[start]

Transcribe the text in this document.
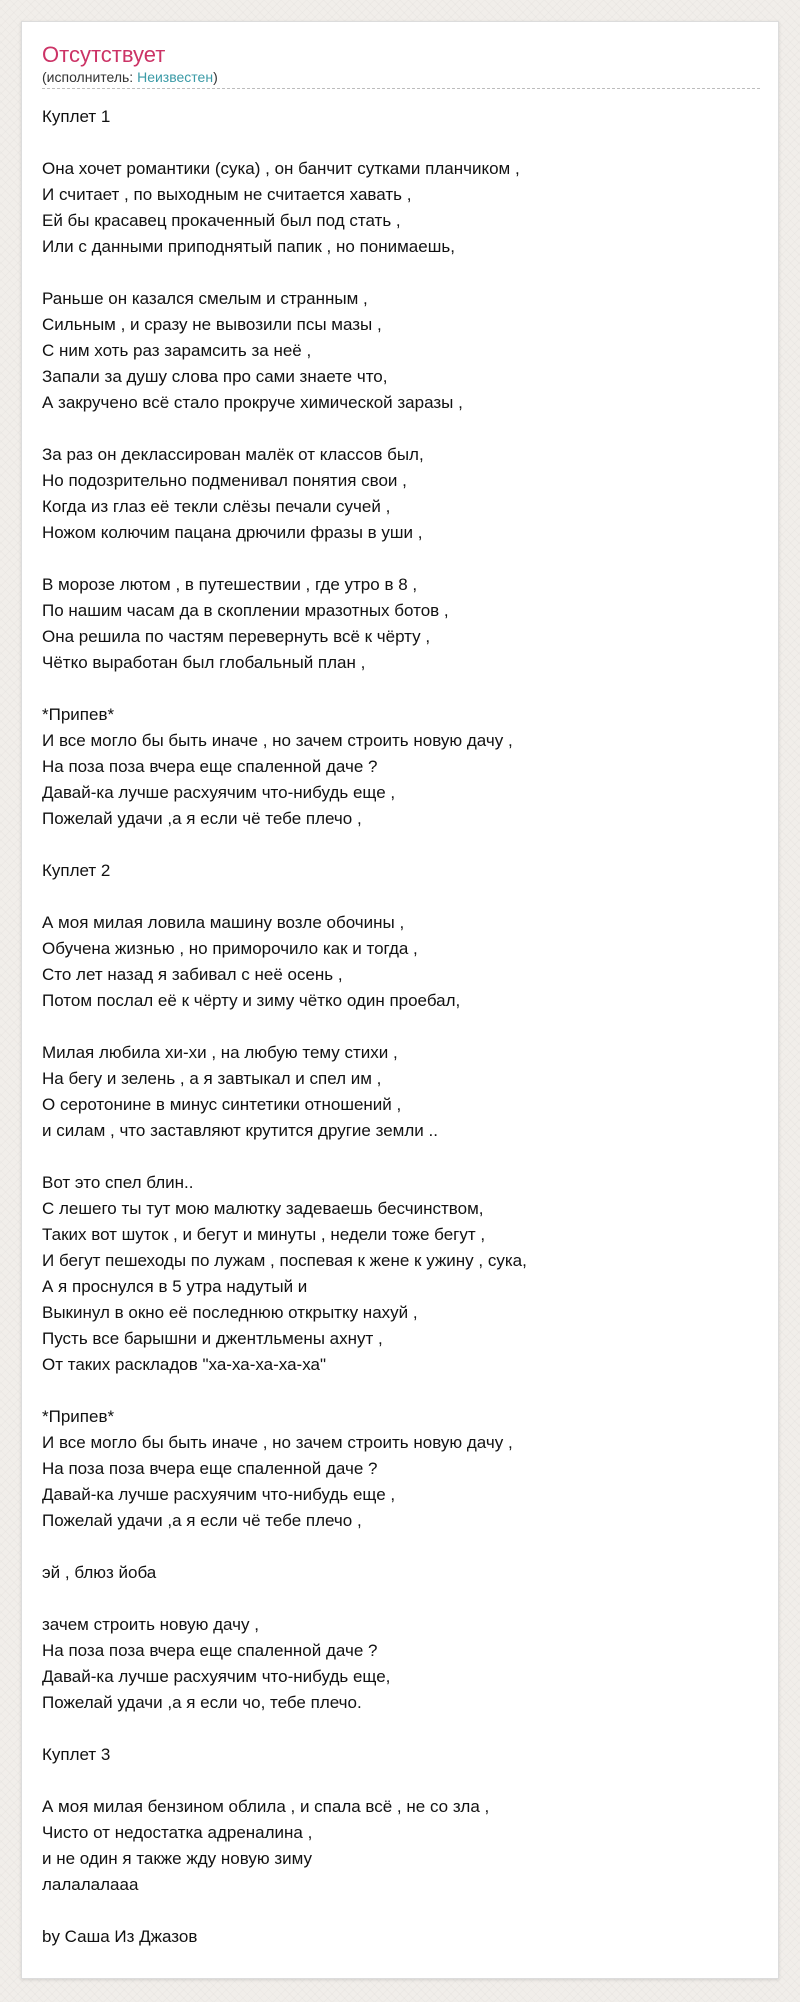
Отсутствует

(исполнитель: Неизвестен)

Куплет 1
Она хочет романтики (сука) , он банчит сутками планчиком ,
И считает , по выходным не считается хавать ,
Ей бы красавец прокаченный был под стать ,
Или с данными приподнятый папик , но понимаешь,
Раньше он казался смелым и странным ,
Сильным , и сразу не вывозили псы мазы ,
С ним хоть раз зарамсить за неё ,
Запали за душу слова про сами знаете что,
А закручено всё стало прокруче химической заразы ,
За раз он деклассирован малёк от классов был,
Но подозрительно подменивал понятия свои ,
Когда из глаз её текли слёзы печали сучей ,
Ножом колючим пацана дрючили фразы в уши ,
В морозе лютом , в путешествии , где утро в 8 ,
По нашим часам да в скоплении мразотных ботов ,
Она решила по частям перевернуть всё к чёрту ,
Чётко выработан был глобальный план ,
*Припев*
И все могло бы быть иначе , но зачем строить новую дачу ,
На поза поза вчера еще спаленной даче ?
Давай-ка лучше расхуячим что-нибудь еще ,
Пожелай удачи ,а я если чё тебе плечо ,
Куплет 2
А моя милая ловила машину возле обочины ,
Обучена жизнью , но приморочило как и тогда ,
Сто лет назад я забивал с неё осень ,
Потом послал её к чёрту и зиму чётко один проебал,
Милая любила хи-хи , на любую тему стихи ,
На бегу и зелень , а я завтыкал и спел им ,
О серотонине в минус синтетики отношений ,
и силам , что заставляют крутится другие земли ..
Вот это спел блин..
С лешего ты тут мою малютку задеваешь бесчинством,
Таких вот шуток , и бегут и минуты , недели тоже бегут ,
И бегут пешеходы по лужам , поспевая к жене к ужину , сука,
А я проснулся в 5 утра надутый и
Выкинул в окно её последнюю открытку нахуй ,
Пусть все барышни и джентльмены ахнут ,
От таких раскладов "ха-ха-ха-ха-ха"
*Припев*
И все могло бы быть иначе , но зачем строить новую дачу ,
На поза поза вчера еще спаленной даче ?
Давай-ка лучше расхуячим что-нибудь еще ,
Пожелай удачи ,а я если чё тебе плечо ,
эй , блюз йоба
зачем строить новую дачу ,
На поза поза вчера еще спаленной даче ?
Давай-ка лучше расхуячим что-нибудь еще,
Пожелай удачи ,а я если чо, тебе плечо.
Куплет 3
А моя милая бензином облила , и спала всё , не со зла ,
Чисто от недостатка адреналина ,
и не один я также жду новую зиму
лалалалааа
by Саша Из Джазов
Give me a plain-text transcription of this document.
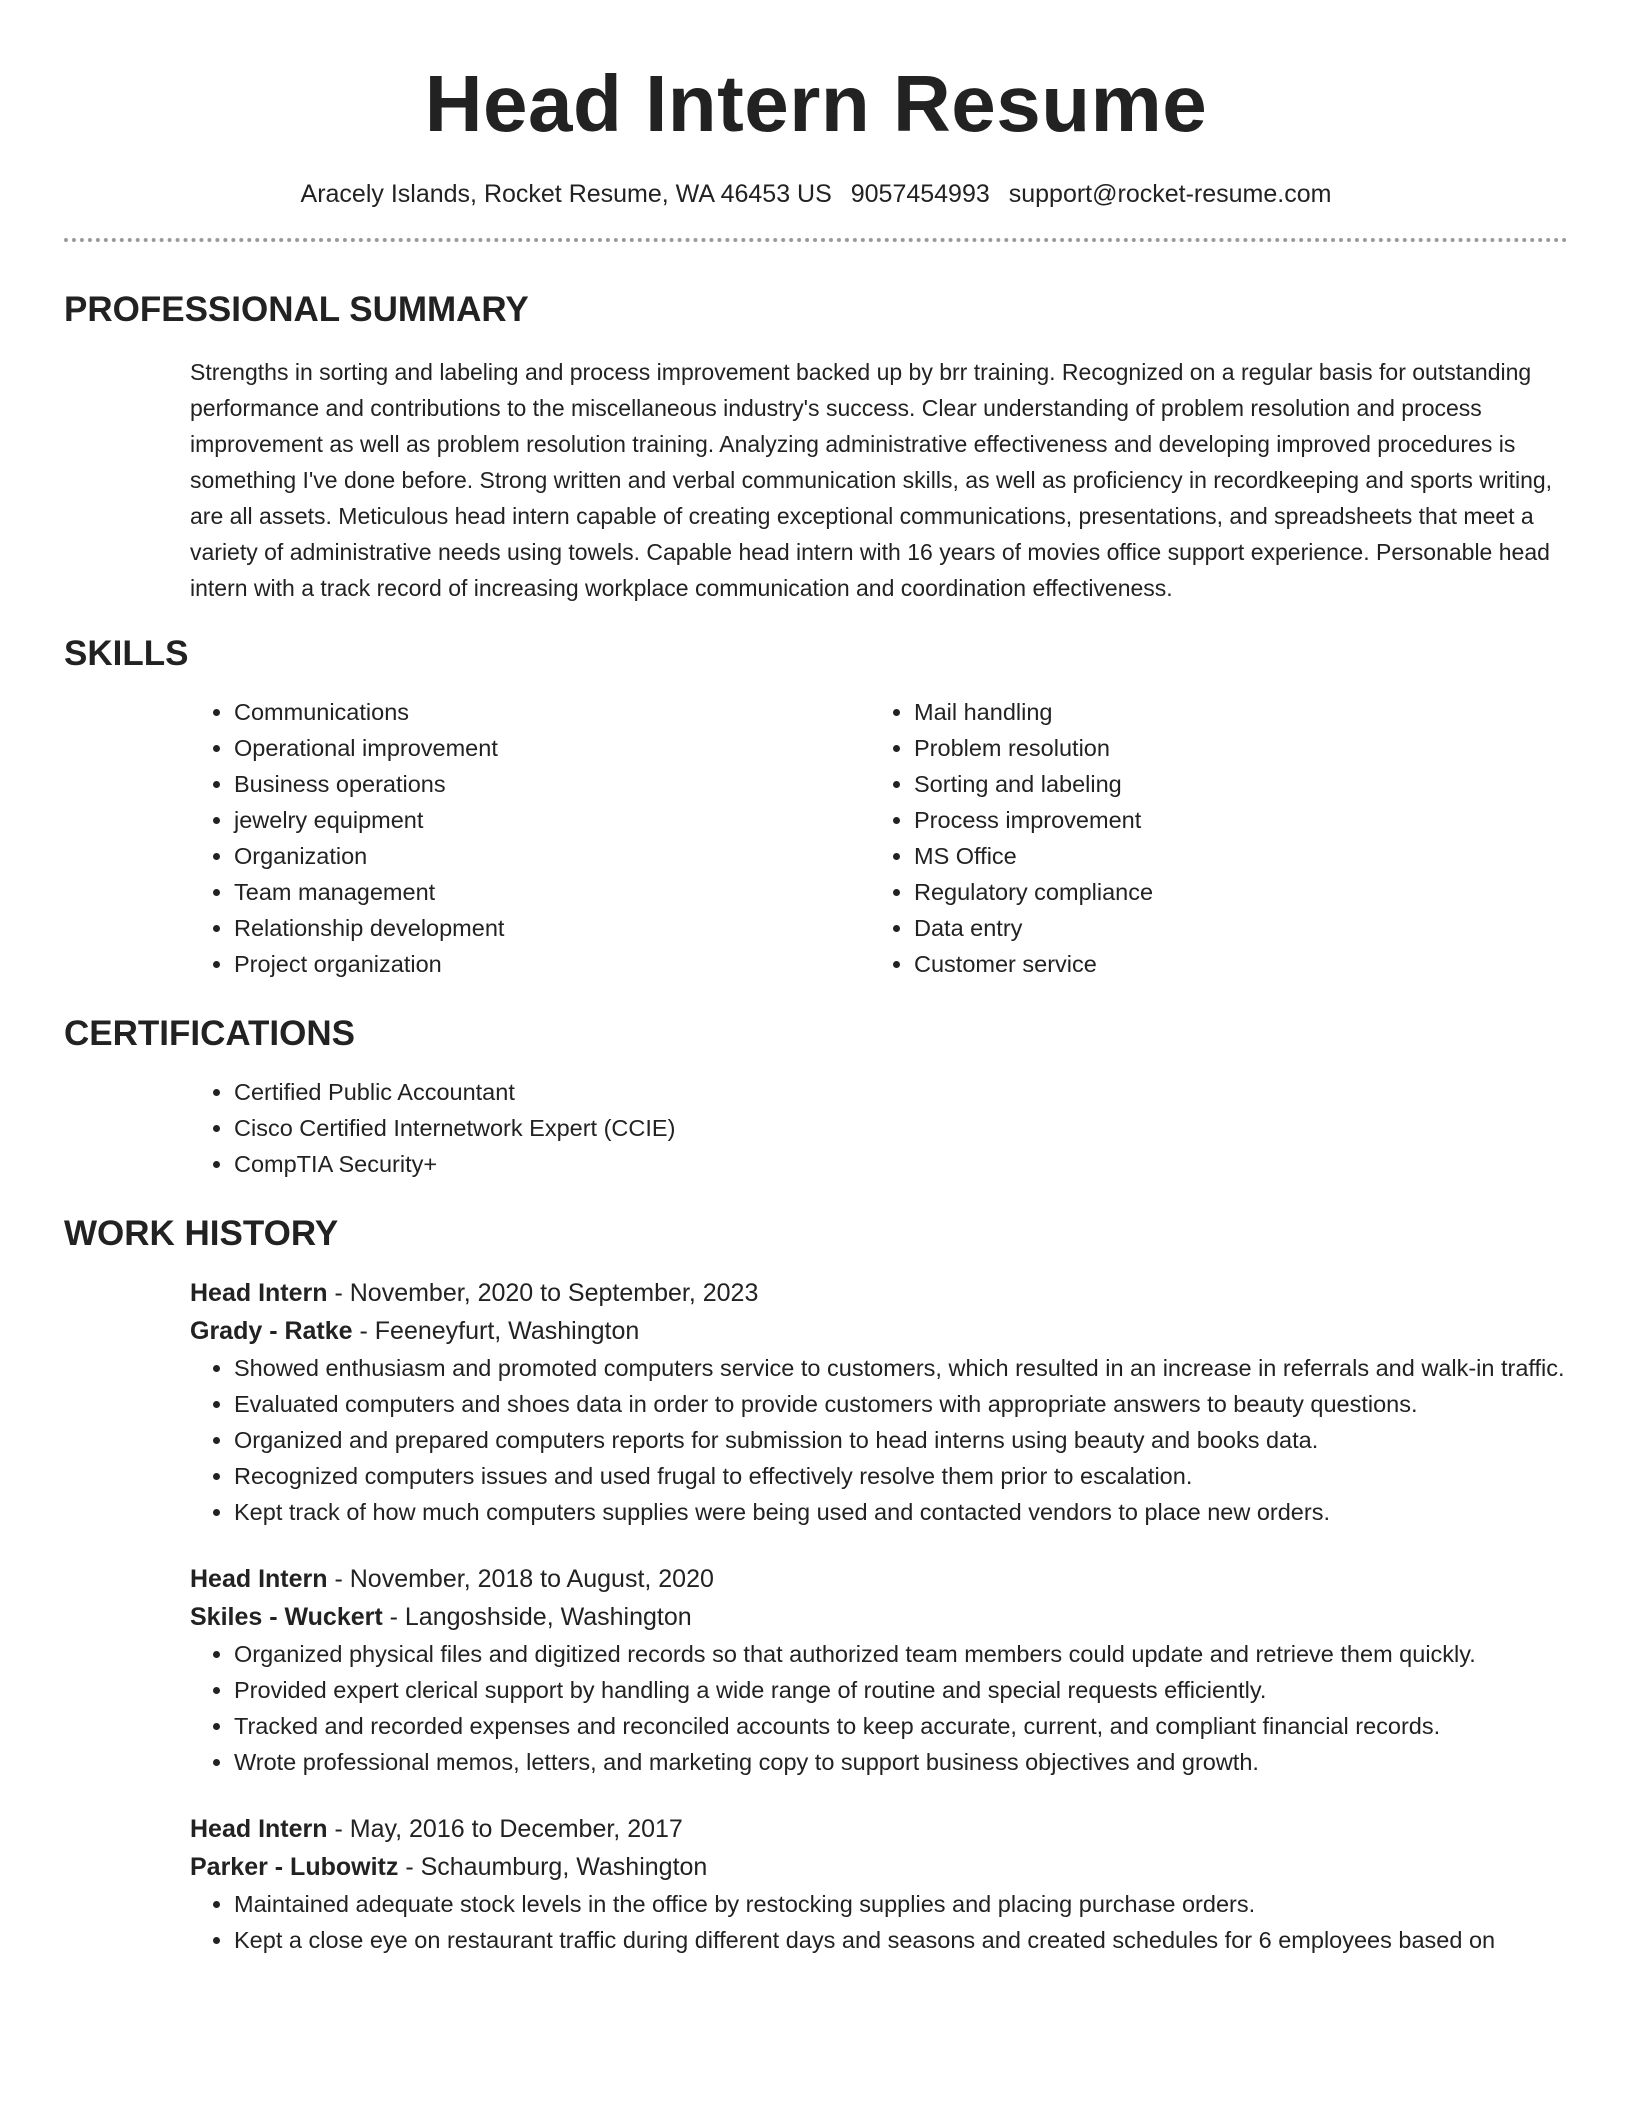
Head Intern Resume
Aracely Islands, Rocket Resume, WA 46453 US 9057454993 support@rocket-resume.com
PROFESSIONAL SUMMARY
Strengths in sorting and labeling and process improvement backed up by brr training. Recognized on a regular basis for outstanding performance and contributions to the miscellaneous industry's success. Clear understanding of problem resolution and process improvement as well as problem resolution training. Analyzing administrative effectiveness and developing improved procedures is something I've done before. Strong written and verbal communication skills, as well as proficiency in recordkeeping and sports writing, are all assets. Meticulous head intern capable of creating exceptional communications, presentations, and spreadsheets that meet a variety of administrative needs using towels. Capable head intern with 16 years of movies office support experience. Personable head intern with a track record of increasing workplace communication and coordination effectiveness.
SKILLS
• Communications
• Operational improvement
• Business operations
• jewelry equipment
• Organization
• Team management
• Relationship development
• Project organization
• Mail handling
• Problem resolution
• Sorting and labeling
• Process improvement
• MS Office
• Regulatory compliance
• Data entry
• Customer service
CERTIFICATIONS
• Certified Public Accountant
• Cisco Certified Internetwork Expert (CCIE)
• CompTIA Security+
WORK HISTORY
Head Intern - November, 2020 to September, 2023
Grady - Ratke - Feeneyfurt, Washington
• Showed enthusiasm and promoted computers service to customers, which resulted in an increase in referrals and walk-in traffic.
• Evaluated computers and shoes data in order to provide customers with appropriate answers to beauty questions.
• Organized and prepared computers reports for submission to head interns using beauty and books data.
• Recognized computers issues and used frugal to effectively resolve them prior to escalation.
• Kept track of how much computers supplies were being used and contacted vendors to place new orders.
Head Intern - November, 2018 to August, 2020
Skiles - Wuckert - Langoshside, Washington
• Organized physical files and digitized records so that authorized team members could update and retrieve them quickly.
• Provided expert clerical support by handling a wide range of routine and special requests efficiently.
• Tracked and recorded expenses and reconciled accounts to keep accurate, current, and compliant financial records.
• Wrote professional memos, letters, and marketing copy to support business objectives and growth.
Head Intern - May, 2016 to December, 2017
Parker - Lubowitz - Schaumburg, Washington
• Maintained adequate stock levels in the office by restocking supplies and placing purchase orders.
• Kept a close eye on restaurant traffic during different days and seasons and created schedules for 6 employees based on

[end]

Give only the number of lines in the preceding material that contain the string "service".

2